EXERCISE AIM :: Give an exact copy of every line, leaving images out.

DATA TO PROCESS ::
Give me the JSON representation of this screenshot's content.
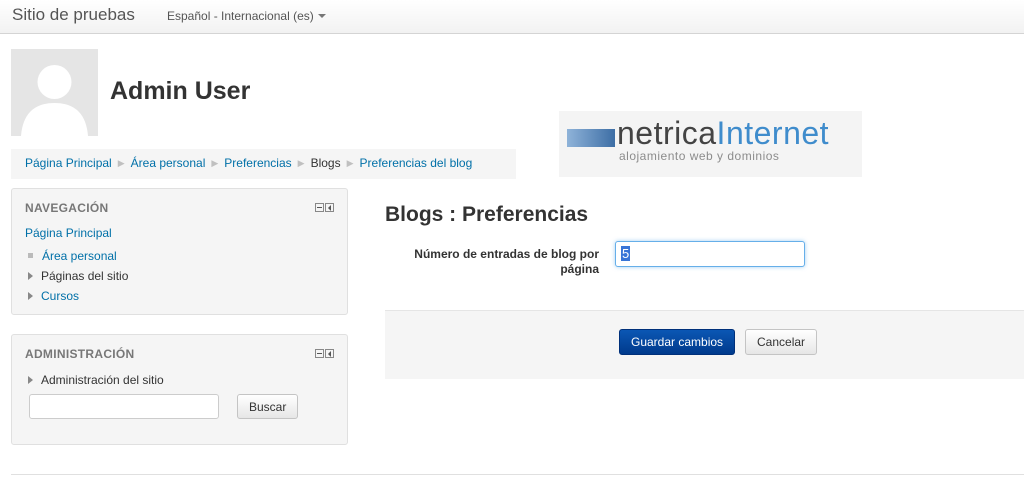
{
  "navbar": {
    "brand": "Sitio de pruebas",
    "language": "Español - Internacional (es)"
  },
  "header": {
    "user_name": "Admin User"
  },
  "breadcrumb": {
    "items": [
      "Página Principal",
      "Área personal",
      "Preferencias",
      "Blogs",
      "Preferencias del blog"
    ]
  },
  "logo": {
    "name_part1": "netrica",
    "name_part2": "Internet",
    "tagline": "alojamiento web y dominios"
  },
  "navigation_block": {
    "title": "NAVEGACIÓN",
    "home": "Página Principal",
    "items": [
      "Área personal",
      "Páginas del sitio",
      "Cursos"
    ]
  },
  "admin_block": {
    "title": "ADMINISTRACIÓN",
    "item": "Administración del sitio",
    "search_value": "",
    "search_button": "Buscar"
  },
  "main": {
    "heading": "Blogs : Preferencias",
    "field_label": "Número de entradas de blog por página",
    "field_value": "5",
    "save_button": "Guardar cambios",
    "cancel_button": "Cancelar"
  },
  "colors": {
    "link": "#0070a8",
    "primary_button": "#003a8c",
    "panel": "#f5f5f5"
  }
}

WRITTEN SOLUTION ::
Give me the JSON representation of this screenshot's content.
{
  "navbar": {
    "brand": "Sitio de pruebas",
    "language": "Español - Internacional (es)"
  },
  "header": {
    "user_name": "Admin User"
  },
  "breadcrumb": {
    "items": [
      "Página Principal",
      "Área personal",
      "Preferencias",
      "Blogs",
      "Preferencias del blog"
    ]
  },
  "logo": {
    "name_part1": "netrica",
    "name_part2": "Internet",
    "tagline": "alojamiento web y dominios"
  },
  "navigation_block": {
    "title": "NAVEGACIÓN",
    "home": "Página Principal",
    "items": [
      "Área personal",
      "Páginas del sitio",
      "Cursos"
    ]
  },
  "admin_block": {
    "title": "ADMINISTRACIÓN",
    "item": "Administración del sitio",
    "search_value": "",
    "search_button": "Buscar"
  },
  "main": {
    "heading": "Blogs : Preferencias",
    "field_label": "Número de entradas de blog por página",
    "field_value": "5",
    "save_button": "Guardar cambios",
    "cancel_button": "Cancelar"
  },
  "colors": {
    "link": "#0070a8",
    "primary_button": "#003a8c",
    "panel": "#f5f5f5"
  }
}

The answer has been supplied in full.